--- Begin Source material ---

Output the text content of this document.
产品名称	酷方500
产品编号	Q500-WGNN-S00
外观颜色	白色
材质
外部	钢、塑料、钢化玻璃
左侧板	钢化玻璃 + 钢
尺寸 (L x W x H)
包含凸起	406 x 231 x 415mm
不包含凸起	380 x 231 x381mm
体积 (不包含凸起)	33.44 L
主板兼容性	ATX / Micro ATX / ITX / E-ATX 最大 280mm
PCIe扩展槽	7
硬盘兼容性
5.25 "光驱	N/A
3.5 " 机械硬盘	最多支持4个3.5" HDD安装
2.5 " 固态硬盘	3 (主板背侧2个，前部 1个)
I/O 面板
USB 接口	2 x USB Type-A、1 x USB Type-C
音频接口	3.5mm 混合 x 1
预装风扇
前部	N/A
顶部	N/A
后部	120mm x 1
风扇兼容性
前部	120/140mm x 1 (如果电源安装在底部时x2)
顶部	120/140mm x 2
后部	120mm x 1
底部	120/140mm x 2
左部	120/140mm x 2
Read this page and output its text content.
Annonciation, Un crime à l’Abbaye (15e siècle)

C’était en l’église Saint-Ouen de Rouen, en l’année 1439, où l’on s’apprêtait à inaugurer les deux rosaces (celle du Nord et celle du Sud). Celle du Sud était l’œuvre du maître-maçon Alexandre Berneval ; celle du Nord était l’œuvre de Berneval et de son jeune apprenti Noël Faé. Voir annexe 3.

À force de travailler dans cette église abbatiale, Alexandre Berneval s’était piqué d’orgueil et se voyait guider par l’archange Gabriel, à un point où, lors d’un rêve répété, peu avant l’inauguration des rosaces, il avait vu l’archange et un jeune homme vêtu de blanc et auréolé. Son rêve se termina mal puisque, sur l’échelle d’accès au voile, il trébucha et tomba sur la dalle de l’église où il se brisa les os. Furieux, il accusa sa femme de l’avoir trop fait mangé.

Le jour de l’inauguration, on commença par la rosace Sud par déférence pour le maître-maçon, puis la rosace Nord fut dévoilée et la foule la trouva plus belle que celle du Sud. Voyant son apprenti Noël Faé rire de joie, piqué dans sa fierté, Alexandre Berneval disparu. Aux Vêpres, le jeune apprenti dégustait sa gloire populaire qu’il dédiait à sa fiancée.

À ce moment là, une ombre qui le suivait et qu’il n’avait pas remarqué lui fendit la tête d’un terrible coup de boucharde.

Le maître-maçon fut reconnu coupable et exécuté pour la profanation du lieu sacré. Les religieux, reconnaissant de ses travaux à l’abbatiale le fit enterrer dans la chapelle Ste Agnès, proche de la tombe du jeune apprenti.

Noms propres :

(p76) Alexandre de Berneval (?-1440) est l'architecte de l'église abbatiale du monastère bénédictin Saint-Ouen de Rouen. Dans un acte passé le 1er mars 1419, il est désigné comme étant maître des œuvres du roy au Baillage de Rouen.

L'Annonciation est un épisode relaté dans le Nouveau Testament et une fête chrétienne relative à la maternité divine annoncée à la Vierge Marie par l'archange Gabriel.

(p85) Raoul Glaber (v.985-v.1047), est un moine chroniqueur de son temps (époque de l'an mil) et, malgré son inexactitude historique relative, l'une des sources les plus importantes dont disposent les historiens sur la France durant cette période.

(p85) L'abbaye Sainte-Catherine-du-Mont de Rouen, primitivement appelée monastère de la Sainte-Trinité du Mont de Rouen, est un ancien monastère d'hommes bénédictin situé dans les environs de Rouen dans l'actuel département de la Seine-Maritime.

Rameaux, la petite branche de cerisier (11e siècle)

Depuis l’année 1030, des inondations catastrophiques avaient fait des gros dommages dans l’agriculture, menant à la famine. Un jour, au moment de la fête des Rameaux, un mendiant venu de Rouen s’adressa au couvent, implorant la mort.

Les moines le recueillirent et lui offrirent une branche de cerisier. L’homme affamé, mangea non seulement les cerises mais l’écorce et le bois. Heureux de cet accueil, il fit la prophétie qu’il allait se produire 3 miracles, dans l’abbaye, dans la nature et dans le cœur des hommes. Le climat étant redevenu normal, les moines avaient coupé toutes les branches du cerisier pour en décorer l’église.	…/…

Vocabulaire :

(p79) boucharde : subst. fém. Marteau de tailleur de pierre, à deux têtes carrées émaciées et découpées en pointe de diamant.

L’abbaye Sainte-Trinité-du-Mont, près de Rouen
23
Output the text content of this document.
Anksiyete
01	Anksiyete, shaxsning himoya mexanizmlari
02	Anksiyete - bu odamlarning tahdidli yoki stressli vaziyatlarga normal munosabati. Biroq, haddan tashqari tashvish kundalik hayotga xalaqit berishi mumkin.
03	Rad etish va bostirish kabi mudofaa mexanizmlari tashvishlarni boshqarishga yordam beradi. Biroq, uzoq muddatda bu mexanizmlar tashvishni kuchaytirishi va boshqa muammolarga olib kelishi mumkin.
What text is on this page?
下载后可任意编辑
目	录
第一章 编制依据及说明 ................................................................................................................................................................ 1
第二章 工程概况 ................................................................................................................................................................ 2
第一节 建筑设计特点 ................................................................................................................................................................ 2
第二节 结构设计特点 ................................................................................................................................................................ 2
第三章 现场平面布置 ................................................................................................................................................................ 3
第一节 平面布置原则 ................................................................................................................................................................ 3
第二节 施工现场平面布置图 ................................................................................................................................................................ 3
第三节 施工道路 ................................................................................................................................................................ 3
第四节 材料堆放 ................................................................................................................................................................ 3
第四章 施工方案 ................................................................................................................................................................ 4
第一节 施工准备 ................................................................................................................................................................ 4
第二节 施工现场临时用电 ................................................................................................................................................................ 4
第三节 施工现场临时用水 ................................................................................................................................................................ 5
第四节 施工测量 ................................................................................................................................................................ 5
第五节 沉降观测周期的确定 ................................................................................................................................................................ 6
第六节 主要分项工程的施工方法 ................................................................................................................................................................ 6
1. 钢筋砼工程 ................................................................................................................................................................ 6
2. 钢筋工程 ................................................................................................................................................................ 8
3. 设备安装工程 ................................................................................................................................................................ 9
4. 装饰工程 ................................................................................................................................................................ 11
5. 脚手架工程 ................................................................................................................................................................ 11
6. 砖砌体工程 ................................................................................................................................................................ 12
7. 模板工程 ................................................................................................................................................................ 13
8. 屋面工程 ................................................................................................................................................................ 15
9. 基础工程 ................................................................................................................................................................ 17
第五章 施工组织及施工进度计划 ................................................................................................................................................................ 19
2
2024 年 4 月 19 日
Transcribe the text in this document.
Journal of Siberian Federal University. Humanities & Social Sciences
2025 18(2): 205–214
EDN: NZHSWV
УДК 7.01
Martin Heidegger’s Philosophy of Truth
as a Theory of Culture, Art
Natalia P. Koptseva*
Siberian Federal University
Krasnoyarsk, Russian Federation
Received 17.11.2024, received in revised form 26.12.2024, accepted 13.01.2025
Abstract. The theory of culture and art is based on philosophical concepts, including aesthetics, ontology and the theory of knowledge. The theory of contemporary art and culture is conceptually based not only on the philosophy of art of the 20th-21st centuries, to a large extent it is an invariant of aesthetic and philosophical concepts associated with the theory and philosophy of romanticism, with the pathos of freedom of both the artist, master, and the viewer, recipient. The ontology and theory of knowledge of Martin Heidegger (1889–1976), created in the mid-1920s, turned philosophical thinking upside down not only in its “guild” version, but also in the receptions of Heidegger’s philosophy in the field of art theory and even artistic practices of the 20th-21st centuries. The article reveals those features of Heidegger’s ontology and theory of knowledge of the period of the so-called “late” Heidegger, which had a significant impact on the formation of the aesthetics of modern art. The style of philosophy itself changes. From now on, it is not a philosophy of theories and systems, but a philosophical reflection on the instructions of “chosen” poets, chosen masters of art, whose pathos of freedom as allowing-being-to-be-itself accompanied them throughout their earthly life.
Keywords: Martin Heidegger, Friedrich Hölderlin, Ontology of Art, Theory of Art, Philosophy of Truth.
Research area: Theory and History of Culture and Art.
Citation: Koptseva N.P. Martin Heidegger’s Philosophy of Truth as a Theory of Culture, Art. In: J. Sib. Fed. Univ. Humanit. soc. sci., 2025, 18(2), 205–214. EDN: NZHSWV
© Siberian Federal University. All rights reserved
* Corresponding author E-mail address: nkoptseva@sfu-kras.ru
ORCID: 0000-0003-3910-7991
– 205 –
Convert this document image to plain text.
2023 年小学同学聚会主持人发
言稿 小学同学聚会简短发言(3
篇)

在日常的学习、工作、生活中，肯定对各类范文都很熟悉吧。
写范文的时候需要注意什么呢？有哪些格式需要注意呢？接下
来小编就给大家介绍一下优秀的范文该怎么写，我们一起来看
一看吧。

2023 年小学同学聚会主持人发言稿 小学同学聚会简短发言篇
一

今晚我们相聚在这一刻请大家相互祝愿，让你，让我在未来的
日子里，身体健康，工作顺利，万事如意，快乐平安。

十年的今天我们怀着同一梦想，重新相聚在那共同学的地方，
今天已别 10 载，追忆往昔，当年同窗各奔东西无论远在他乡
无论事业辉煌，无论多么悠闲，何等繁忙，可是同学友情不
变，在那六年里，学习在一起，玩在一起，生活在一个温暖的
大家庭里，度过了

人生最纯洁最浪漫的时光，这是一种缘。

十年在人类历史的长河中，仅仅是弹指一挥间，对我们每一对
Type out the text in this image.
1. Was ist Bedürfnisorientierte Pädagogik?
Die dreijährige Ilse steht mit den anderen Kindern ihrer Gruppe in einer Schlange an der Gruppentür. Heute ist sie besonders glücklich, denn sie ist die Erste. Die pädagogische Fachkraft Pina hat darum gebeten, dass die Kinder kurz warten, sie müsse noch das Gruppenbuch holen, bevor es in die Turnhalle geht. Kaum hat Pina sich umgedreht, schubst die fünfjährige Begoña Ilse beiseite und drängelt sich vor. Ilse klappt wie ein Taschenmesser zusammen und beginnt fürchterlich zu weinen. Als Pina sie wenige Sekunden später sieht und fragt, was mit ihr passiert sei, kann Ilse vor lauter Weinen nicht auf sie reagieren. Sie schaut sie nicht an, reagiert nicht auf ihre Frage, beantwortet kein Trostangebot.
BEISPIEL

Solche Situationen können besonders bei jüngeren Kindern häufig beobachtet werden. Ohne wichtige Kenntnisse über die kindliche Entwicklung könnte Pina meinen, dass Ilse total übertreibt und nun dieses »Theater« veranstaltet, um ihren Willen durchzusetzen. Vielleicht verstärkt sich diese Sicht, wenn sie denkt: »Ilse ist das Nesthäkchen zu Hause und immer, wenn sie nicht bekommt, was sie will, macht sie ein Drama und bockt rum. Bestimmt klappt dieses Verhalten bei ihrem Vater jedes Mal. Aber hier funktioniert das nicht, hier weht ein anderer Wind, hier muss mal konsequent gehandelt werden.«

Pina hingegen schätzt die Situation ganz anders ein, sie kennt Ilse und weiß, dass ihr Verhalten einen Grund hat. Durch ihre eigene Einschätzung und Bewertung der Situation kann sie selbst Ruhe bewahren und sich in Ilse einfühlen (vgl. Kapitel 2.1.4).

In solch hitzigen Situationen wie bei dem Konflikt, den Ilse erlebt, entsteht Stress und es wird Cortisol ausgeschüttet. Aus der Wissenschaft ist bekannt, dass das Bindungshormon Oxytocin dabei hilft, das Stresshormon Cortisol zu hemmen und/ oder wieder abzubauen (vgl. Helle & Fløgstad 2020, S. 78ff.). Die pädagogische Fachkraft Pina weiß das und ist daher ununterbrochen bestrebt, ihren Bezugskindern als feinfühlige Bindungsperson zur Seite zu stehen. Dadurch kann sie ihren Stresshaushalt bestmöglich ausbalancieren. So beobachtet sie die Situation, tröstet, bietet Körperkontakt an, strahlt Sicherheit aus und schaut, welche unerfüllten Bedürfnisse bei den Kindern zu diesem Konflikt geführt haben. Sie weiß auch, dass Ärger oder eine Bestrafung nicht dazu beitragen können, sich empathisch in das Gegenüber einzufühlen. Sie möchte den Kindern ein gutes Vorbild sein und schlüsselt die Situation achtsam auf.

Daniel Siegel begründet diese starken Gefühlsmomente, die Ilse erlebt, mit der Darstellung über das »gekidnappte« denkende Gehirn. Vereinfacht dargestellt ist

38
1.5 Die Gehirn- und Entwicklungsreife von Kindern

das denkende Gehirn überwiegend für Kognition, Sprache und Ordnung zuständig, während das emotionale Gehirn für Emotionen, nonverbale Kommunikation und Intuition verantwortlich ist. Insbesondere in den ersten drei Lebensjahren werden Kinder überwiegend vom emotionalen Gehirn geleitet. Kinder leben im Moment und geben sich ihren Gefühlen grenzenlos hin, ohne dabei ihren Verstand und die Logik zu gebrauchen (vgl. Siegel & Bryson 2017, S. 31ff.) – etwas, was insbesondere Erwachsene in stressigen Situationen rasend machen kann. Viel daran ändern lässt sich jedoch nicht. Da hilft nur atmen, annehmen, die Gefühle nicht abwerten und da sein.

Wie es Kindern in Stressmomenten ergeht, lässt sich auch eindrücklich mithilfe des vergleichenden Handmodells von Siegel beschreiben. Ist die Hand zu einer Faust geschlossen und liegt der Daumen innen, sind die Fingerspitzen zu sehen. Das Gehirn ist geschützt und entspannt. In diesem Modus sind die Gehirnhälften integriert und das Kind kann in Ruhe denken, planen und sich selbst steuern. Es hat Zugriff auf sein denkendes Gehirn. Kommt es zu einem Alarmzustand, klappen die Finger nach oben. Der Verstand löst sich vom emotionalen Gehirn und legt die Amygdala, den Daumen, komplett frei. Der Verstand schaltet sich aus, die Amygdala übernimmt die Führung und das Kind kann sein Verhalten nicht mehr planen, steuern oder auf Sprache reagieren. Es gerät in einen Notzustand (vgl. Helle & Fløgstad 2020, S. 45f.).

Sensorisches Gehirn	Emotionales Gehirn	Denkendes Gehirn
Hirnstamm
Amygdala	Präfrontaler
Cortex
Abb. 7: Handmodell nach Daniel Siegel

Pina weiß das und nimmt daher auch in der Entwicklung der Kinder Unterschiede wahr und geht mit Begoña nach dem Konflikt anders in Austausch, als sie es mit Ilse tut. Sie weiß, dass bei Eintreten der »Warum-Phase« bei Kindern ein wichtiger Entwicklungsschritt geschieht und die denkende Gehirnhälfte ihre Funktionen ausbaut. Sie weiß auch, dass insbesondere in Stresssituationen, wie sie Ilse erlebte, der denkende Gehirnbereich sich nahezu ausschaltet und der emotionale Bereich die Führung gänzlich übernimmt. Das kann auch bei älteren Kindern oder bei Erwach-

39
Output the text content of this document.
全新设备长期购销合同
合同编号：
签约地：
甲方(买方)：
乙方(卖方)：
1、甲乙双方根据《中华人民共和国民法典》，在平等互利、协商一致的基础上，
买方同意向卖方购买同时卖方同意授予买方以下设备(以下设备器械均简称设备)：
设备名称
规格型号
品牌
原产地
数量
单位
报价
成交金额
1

--- End Source material ---

-- Work required --
Which lines hold the string "Trinité"? Copy all of them from the data above.

-- Solution to the exercise --
(p85) L'abbaye Sainte-Catherine-du-Mont de Rouen, primitivement appelée monastère de la Sainte-Trinité du Mont de Rouen, est un ancien monastère d'hommes bénédictin situé dans les environs de Rouen dans l'actuel département de la Seine-Maritime.
L’abbaye Sainte-Trinité-du-Mont, près de Rouen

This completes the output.